-------- Document section --------
1087. Brace Expansion

Problem Description

In this problem, we're given a string s that represents a list of words with some embedded choices. These choices are expressed in two different ways:

  • If a letter doesn't have any alternatives, it appears in the string as a normal character.
  • If a letter has multiple options, these options are enclosed within curly braces {}. Each option within the braces is separated by a comma. For example, the string "{a,b,c}" could represent three alternatives: 'a', 'b', or 'c'.

Our task is to expand this string s by generating all possible combinations according to the options given for each character, and return them in a list sorted in lexicographical (dictionary) order.

For instance, given the input s = "a{b,c}", we should return ["ab", "ac"], which are all possible words formed by picking one option at each position where choices are given.


To solve this problem, we can approach it with a depth-first search (DFS) strategy. Here's how we can break it down:

  • Parsing the input string: We need to parse the input string s to separate each character or group of options (delimited by {}) into a list. This gives us a clear structure that we can easily iterate over.
-------- Extracted records --------
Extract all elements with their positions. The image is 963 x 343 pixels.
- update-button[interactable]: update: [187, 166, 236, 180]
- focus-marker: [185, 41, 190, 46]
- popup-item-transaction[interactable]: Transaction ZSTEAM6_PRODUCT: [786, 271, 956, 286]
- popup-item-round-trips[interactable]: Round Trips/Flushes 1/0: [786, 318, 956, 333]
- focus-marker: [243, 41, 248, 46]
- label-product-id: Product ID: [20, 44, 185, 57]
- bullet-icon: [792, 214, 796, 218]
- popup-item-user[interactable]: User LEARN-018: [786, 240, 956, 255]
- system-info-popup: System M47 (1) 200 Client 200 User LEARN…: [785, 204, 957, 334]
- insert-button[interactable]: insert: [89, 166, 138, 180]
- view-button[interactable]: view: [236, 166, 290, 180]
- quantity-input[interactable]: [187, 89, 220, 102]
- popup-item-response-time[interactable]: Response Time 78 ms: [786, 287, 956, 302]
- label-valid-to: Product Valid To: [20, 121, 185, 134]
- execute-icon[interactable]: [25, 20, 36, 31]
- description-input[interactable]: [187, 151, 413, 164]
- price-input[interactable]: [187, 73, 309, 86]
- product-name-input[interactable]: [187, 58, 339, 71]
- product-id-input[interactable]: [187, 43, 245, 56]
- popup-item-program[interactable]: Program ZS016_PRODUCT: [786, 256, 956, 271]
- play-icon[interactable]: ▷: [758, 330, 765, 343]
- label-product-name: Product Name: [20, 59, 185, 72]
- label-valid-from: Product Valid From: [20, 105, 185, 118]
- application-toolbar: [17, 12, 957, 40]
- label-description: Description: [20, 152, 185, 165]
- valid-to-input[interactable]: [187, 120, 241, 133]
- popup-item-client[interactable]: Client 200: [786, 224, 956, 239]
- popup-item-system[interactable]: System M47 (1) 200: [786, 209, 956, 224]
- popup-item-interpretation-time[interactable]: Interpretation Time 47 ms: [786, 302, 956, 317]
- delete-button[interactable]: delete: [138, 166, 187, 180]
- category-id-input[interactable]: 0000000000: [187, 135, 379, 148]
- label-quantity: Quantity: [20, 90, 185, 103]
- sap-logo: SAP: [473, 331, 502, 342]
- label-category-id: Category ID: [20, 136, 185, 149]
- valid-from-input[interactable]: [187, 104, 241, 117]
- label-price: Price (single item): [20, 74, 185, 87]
--------
=== Set task 1 ===
According to the brace expansion write-up, in what order must the expanded words be returned?
=== Set task 2 ===
Carry on the brace expansion write-up, starting right after its last sentence.
The data comes from a source separate from the brace expansion write-up.

=== Expected answer 1 ===
They must be sorted in lexicographical (dictionary) order.

=== Expected answer 2 ===
  • Building combinations with DFS: We will use DFS to explore every possible combination by trying each option at every step. DFS allows us to dive deep into each branching path of options until we reach the end of the list, at which point we will have a complete word.

  • Backtracking for cleanliness: While we're exploring options with DFS, we need to add and later remove characters from a temporary list that represents the current word being built. This method is known as backtracking and it's a crucial part of the DFS approach since it helps us keep track of the current state without affecting other branches in the search tree.

  • Sorting the results: Finally, once we have found all possible combinations, we'll sort the resulting list to conform to the lexicographical order requirement stated in the problem.

The provided solution code follows these steps using a couple of helper functions convert for parsing the string and dfs for doing the depth-first search and backtracking. The convert function is designed to handle the curly braces and split the options into a list, while the dfs function does the heavy lifting of constructing the result set. Once the DFS traversal is complete, a sorting operation ensures the results are returned in the correct order.

Solution Approach

The solution to the problem involves a depth-first search (DFS) algorithm along with a strategy for parsing the input string and organizing it into a list of options. Below, we'll walk through the implementation of the solution step-by-step:

  1. Parsing the input:

    • The input string s is parsed with the help of the convert function.
    • The function checks each character of the input, looking for the opening curly brace {.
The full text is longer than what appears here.